(EXERCISE DESCRIPTION) Scan the lines below for the word "content". Copy each line you find it in.
[Start of SUPPLIED RECORDS]
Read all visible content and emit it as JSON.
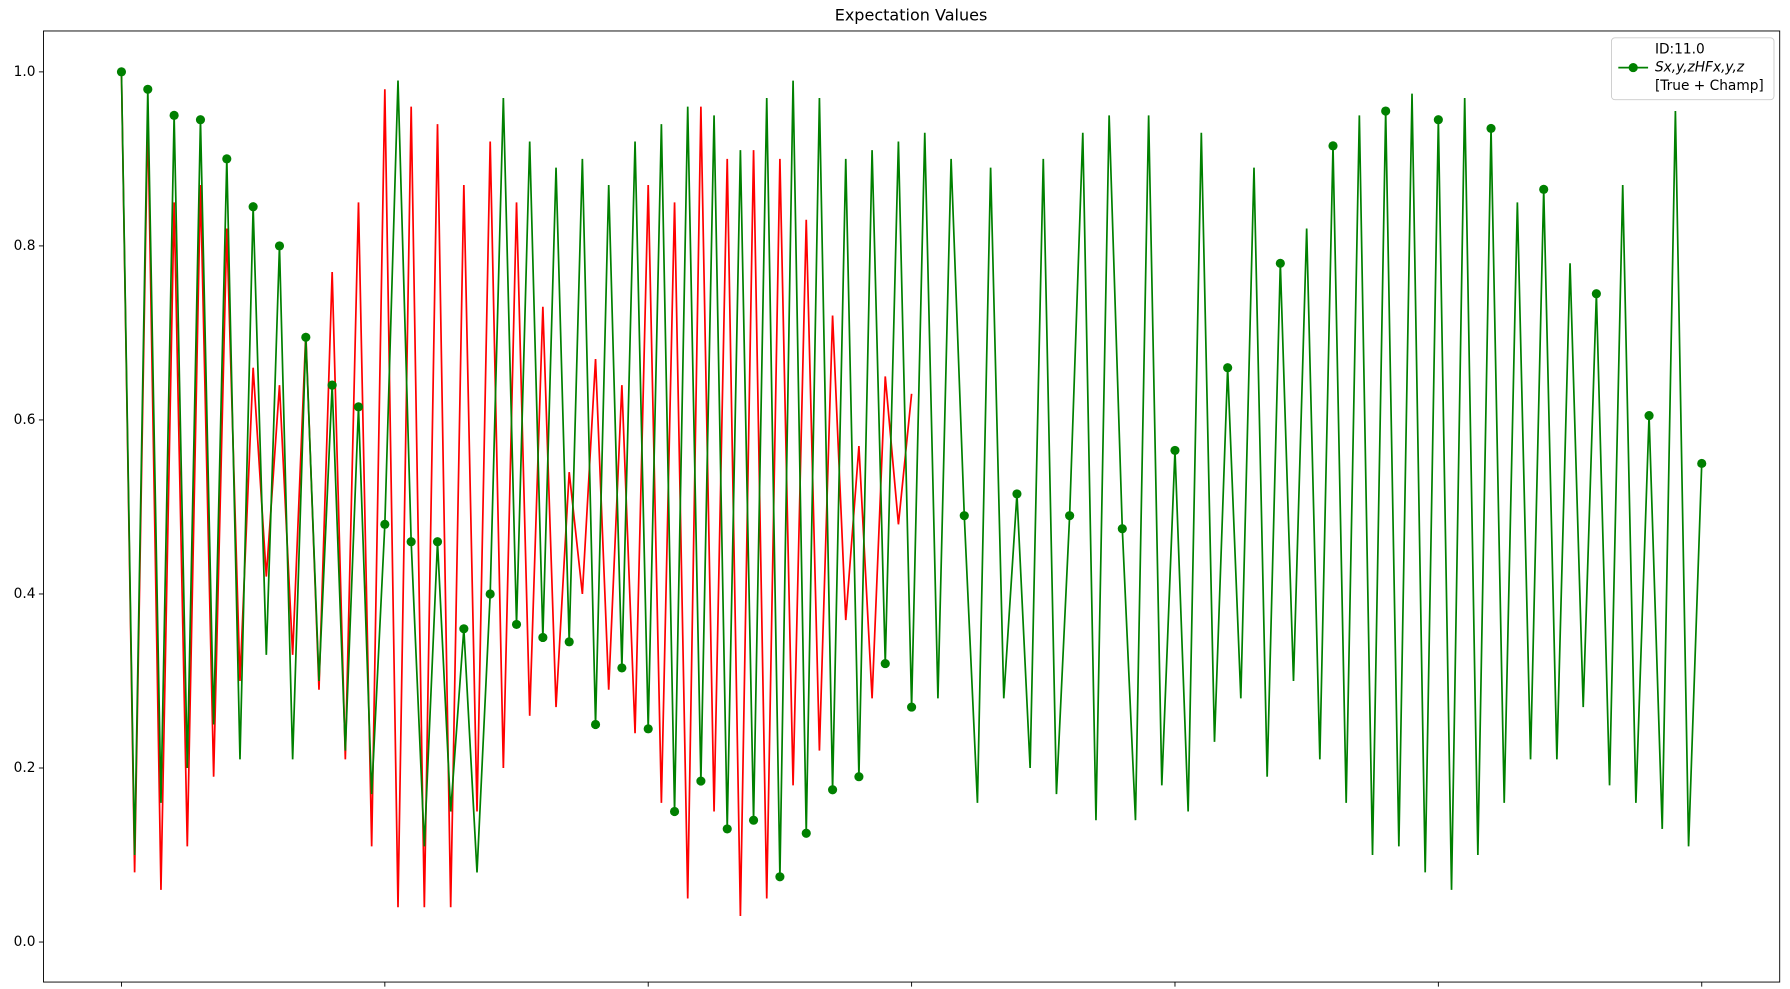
{
  "chart_data": {
    "type": "line",
    "title": "Expectation Values",
    "xlim": [
      -1.48,
      31.48
    ],
    "ylim": [
      -0.046,
      1.047
    ],
    "xticks": [
      0,
      5,
      10,
      15,
      20,
      25,
      30
    ],
    "yticks": [
      {
        "value": 0,
        "label": "0.0"
      },
      {
        "value": 0.2,
        "label": "0.2"
      },
      {
        "value": 0.4,
        "label": "0.4"
      },
      {
        "value": 0.6,
        "label": "0.6"
      },
      {
        "value": 0.8,
        "label": "0.8"
      },
      {
        "value": 1,
        "label": "1.0"
      }
    ],
    "grid": false,
    "legend_position": "upper right",
    "legend_title": "ID:11.0",
    "series": [
      {
        "name": "Sx,y,zHFx,y,z",
        "label_note": "[True + Champ]",
        "color": "#008000",
        "marker": "circle",
        "markevery": [
          0,
          2,
          4,
          6,
          8,
          10,
          12,
          14,
          16,
          18,
          20,
          22,
          24,
          26,
          28,
          30,
          32,
          34,
          36,
          38,
          40,
          42,
          44,
          46,
          48,
          50,
          52,
          54,
          56,
          58,
          60,
          64,
          68,
          72,
          76,
          80,
          84,
          88,
          92,
          96,
          100,
          104,
          108,
          112,
          116,
          120
        ],
        "x": [
          0,
          0.25,
          0.5,
          0.75,
          1,
          1.25,
          1.5,
          1.75,
          2,
          2.25,
          2.5,
          2.75,
          3,
          3.25,
          3.5,
          3.75,
          4,
          4.25,
          4.5,
          4.75,
          5,
          5.25,
          5.5,
          5.75,
          6,
          6.25,
          6.5,
          6.75,
          7,
          7.25,
          7.5,
          7.75,
          8,
          8.25,
          8.5,
          8.75,
          9,
          9.25,
          9.5,
          9.75,
          10,
          10.25,
          10.5,
          10.75,
          11,
          11.25,
          11.5,
          11.75,
          12,
          12.25,
          12.5,
          12.75,
          13,
          13.25,
          13.5,
          13.75,
          14,
          14.25,
          14.5,
          14.75,
          15,
          15.25,
          15.5,
          15.75,
          16,
          16.25,
          16.5,
          16.75,
          17,
          17.25,
          17.5,
          17.75,
          18,
          18.25,
          18.5,
          18.75,
          19,
          19.25,
          19.5,
          19.75,
          20,
          20.25,
          20.5,
          20.75,
          21,
          21.25,
          21.5,
          21.75,
          22,
          22.25,
          22.5,
          22.75,
          23,
          23.25,
          23.5,
          23.75,
          24,
          24.25,
          24.5,
          24.75,
          25,
          25.25,
          25.5,
          25.75,
          26,
          26.25,
          26.5,
          26.75,
          27,
          27.25,
          27.5,
          27.75,
          28,
          28.25,
          28.5,
          28.75,
          29,
          29.25,
          29.5,
          29.75,
          30
        ],
        "values": [
          1.0,
          0.1,
          0.98,
          0.16,
          0.95,
          0.2,
          0.945,
          0.25,
          0.9,
          0.21,
          0.845,
          0.33,
          0.8,
          0.21,
          0.695,
          0.3,
          0.64,
          0.22,
          0.615,
          0.17,
          0.48,
          0.99,
          0.46,
          0.11,
          0.46,
          0.15,
          0.36,
          0.08,
          0.4,
          0.97,
          0.365,
          0.92,
          0.35,
          0.89,
          0.345,
          0.9,
          0.25,
          0.87,
          0.315,
          0.92,
          0.245,
          0.94,
          0.15,
          0.96,
          0.185,
          0.95,
          0.13,
          0.91,
          0.14,
          0.97,
          0.075,
          0.99,
          0.125,
          0.97,
          0.175,
          0.9,
          0.19,
          0.91,
          0.32,
          0.92,
          0.27,
          0.93,
          0.28,
          0.9,
          0.49,
          0.16,
          0.89,
          0.28,
          0.515,
          0.2,
          0.9,
          0.17,
          0.49,
          0.93,
          0.14,
          0.95,
          0.475,
          0.14,
          0.95,
          0.18,
          0.565,
          0.15,
          0.93,
          0.23,
          0.66,
          0.28,
          0.89,
          0.19,
          0.78,
          0.3,
          0.82,
          0.21,
          0.915,
          0.16,
          0.95,
          0.1,
          0.955,
          0.11,
          0.975,
          0.08,
          0.945,
          0.06,
          0.97,
          0.1,
          0.935,
          0.16,
          0.85,
          0.21,
          0.865,
          0.21,
          0.78,
          0.27,
          0.745,
          0.18,
          0.87,
          0.16,
          0.605,
          0.13,
          0.955,
          0.11,
          0.55
        ]
      },
      {
        "color": "#ff0000",
        "x": [
          0,
          0.25,
          0.5,
          0.75,
          1,
          1.25,
          1.5,
          1.75,
          2,
          2.25,
          2.5,
          2.75,
          3,
          3.25,
          3.5,
          3.75,
          4,
          4.25,
          4.5,
          4.75,
          5,
          5.25,
          5.5,
          5.75,
          6,
          6.25,
          6.5,
          6.75,
          7,
          7.25,
          7.5,
          7.75,
          8,
          8.25,
          8.5,
          8.75,
          9,
          9.25,
          9.5,
          9.75,
          10,
          10.25,
          10.5,
          10.75,
          11,
          11.25,
          11.5,
          11.75,
          12,
          12.25,
          12.5,
          12.75,
          13,
          13.25,
          13.5,
          13.75,
          14,
          14.25,
          14.5,
          14.75,
          15
        ],
        "values": [
          1.0,
          0.08,
          0.95,
          0.06,
          0.85,
          0.11,
          0.87,
          0.19,
          0.82,
          0.3,
          0.66,
          0.42,
          0.64,
          0.33,
          0.7,
          0.29,
          0.77,
          0.21,
          0.85,
          0.11,
          0.98,
          0.04,
          0.96,
          0.04,
          0.94,
          0.04,
          0.87,
          0.15,
          0.92,
          0.2,
          0.85,
          0.26,
          0.73,
          0.27,
          0.54,
          0.4,
          0.67,
          0.29,
          0.64,
          0.24,
          0.87,
          0.16,
          0.85,
          0.05,
          0.96,
          0.15,
          0.9,
          0.03,
          0.91,
          0.05,
          0.9,
          0.18,
          0.83,
          0.22,
          0.72,
          0.37,
          0.57,
          0.28,
          0.65,
          0.48,
          0.63
        ]
      }
    ]
  }
}
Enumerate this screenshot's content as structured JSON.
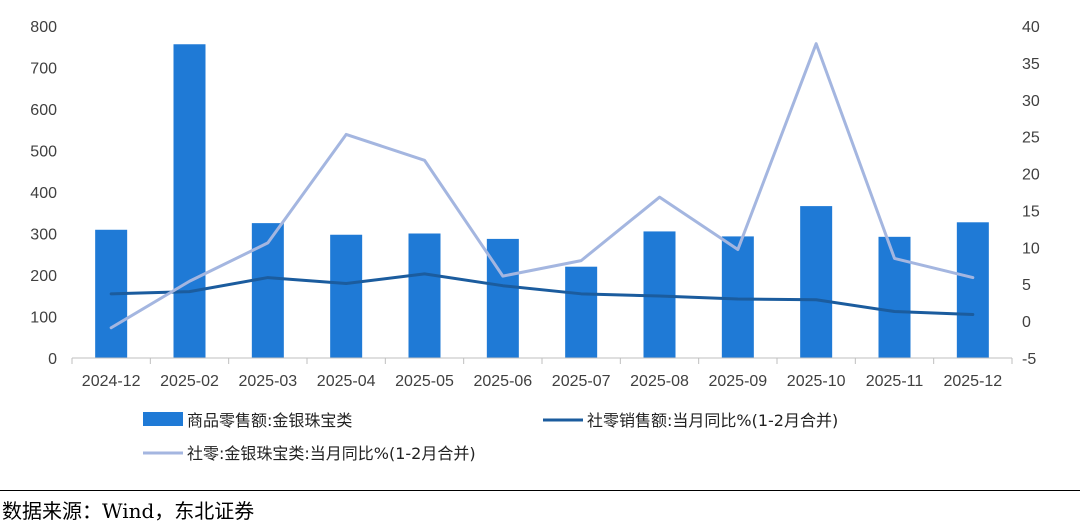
[End of SUPPLIED RECORDS]
(OUTPUT)
Read all visible content and emit it as JSON.
Enumerate this screenshot's content as structured JSON.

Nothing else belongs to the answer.